Read the material below and tally how many lines hold the word "town", giving the number and nothing else.

• _Supplied records_:
★ ★ ★

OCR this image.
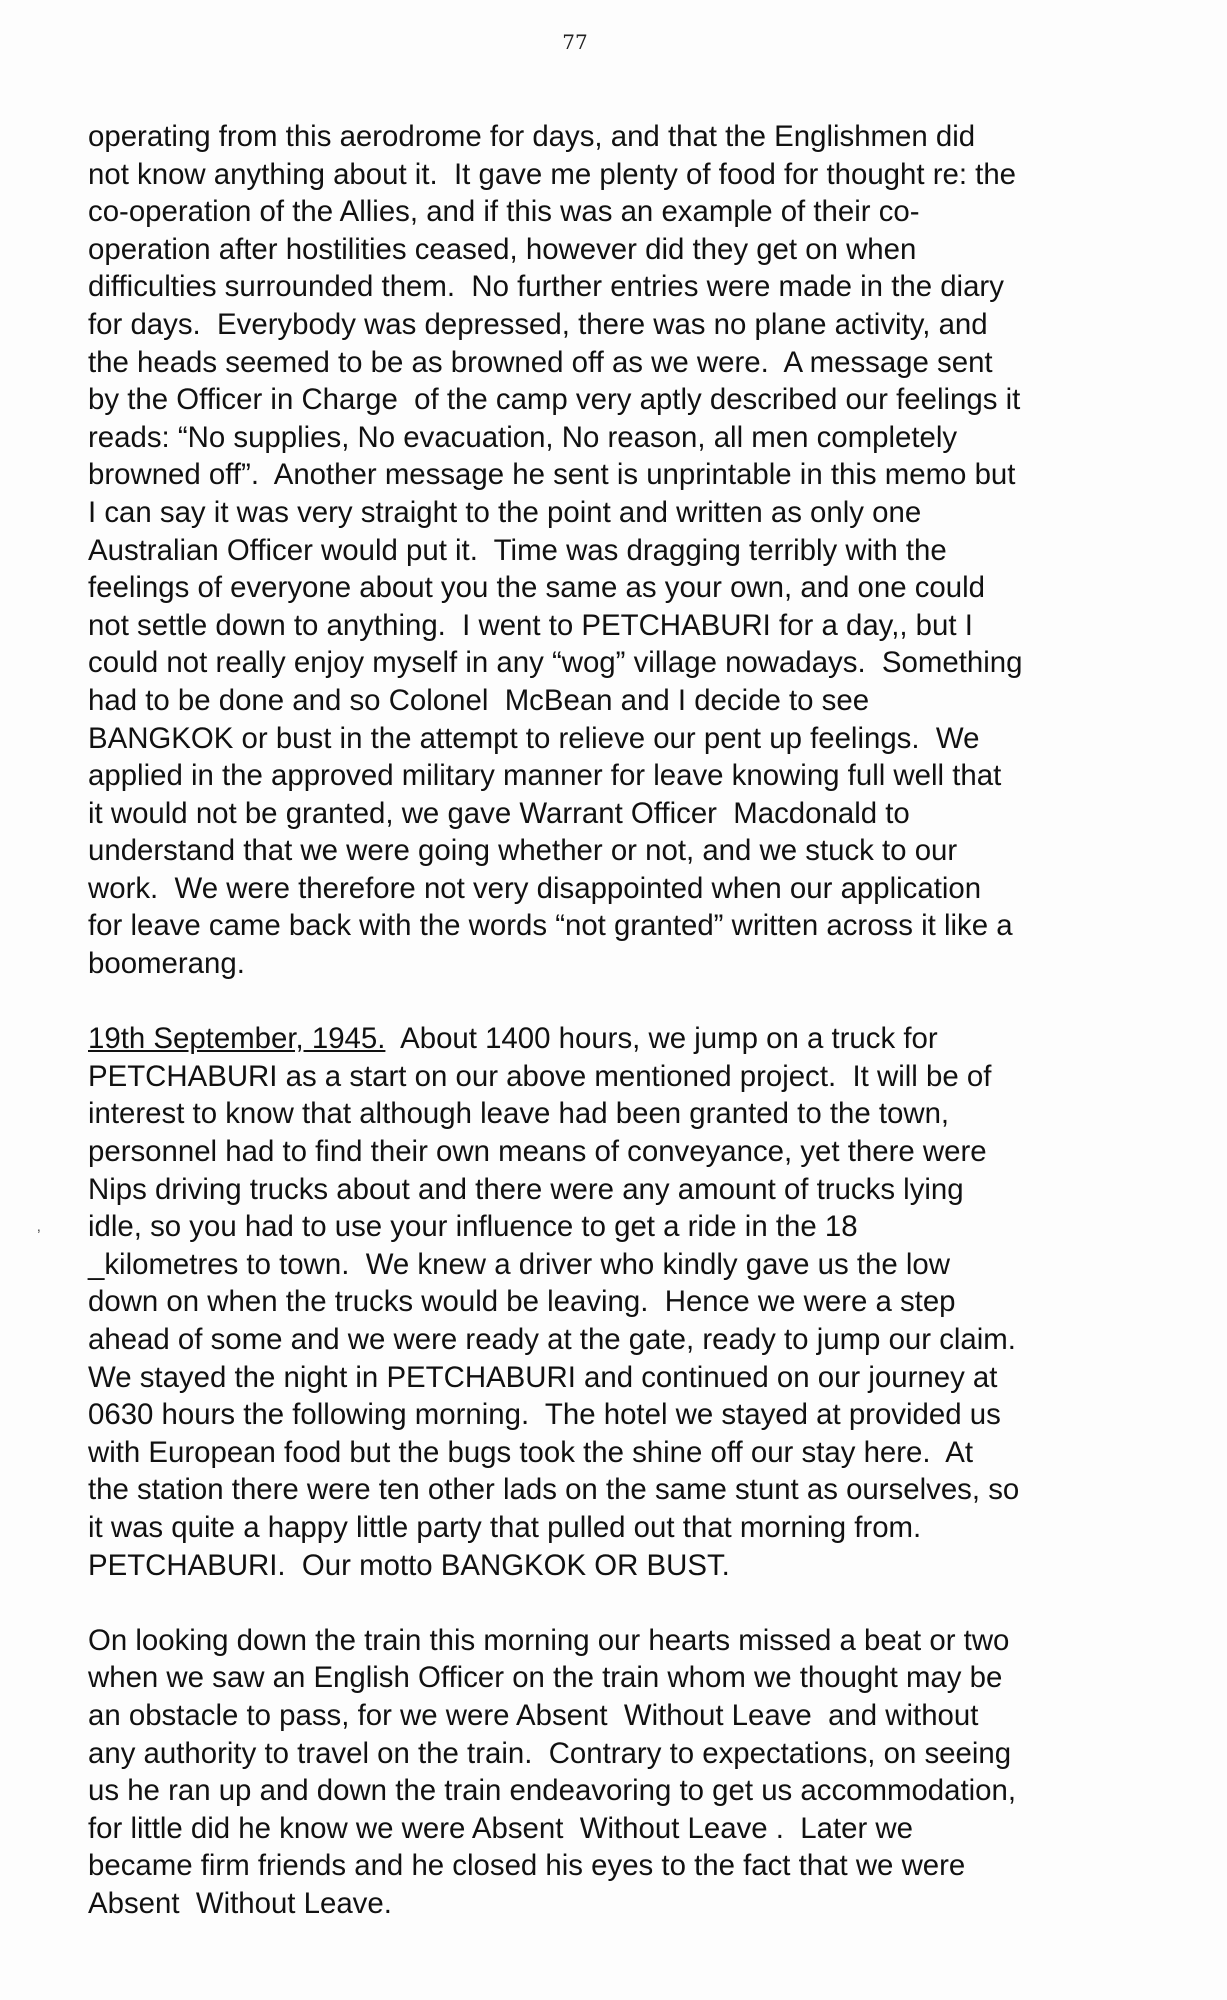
77
‚

operating from this aerodrome for days, and that the Englishmen did
not know anything about it.  It gave me plenty of food for thought re: the
co-operation of the Allies, and if this was an example of their co-
operation after hostilities ceased, however did they get on when
difficulties surrounded them.  No further entries were made in the diary
for days.  Everybody was depressed, there was no plane activity, and
the heads seemed to be as browned off as we were.  A message sent
by the Officer in Charge  of the camp very aptly described our feelings it
reads: “No supplies, No evacuation, No reason, all men completely
browned off”.  Another message he sent is unprintable in this memo but
I can say it was very straight to the point and written as only one
Australian Officer would put it.  Time was dragging terribly with the
feelings of everyone about you the same as your own, and one could
not settle down to anything.  I went to PETCHABURI for a day,, but I
could not really enjoy myself in any “wog” village nowadays.  Something
had to be done and so Colonel  McBean and I decide to see
BANGKOK or bust in the attempt to relieve our pent up feelings.  We
applied in the approved military manner for leave knowing full well that
it would not be granted, we gave Warrant Officer  Macdonald to
understand that we were going whether or not, and we stuck to our
work.  We were therefore not very disappointed when our application
for leave came back with the words “not granted” written across it like a
boomerang.

19th September, 1945.  About 1400 hours, we jump on a truck for
PETCHABURI as a start on our above mentioned project.  It will be of
interest to know that although leave had been granted to the town,
personnel had to find their own means of conveyance, yet there were
Nips driving trucks about and there were any amount of trucks lying
idle, so you had to use your influence to get a ride in the 18
_kilometres to town.  We knew a driver who kindly gave us the low
down on when the trucks would be leaving.  Hence we were a step
ahead of some and we were ready at the gate, ready to jump our claim.
We stayed the night in PETCHABURI and continued on our journey at
0630 hours the following morning.  The hotel we stayed at provided us
with European food but the bugs took the shine off our stay here.  At
the station there were ten other lads on the same stunt as ourselves, so
it was quite a happy little party that pulled out that morning from.
PETCHABURI.  Our motto BANGKOK OR BUST.

On looking down the train this morning our hearts missed a beat or two
when we saw an English Officer on the train whom we thought may be
an obstacle to pass, for we were Absent  Without Leave  and without
any authority to travel on the train.  Contrary to expectations, on seeing
us he ran up and down the train endeavoring to get us accommodation,
for little did he know we were Absent  Without Leave .  Later we
became firm friends and he closed his eyes to the fact that we were
Absent  Without Leave.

★ ★ ★

• _Expected output_:
2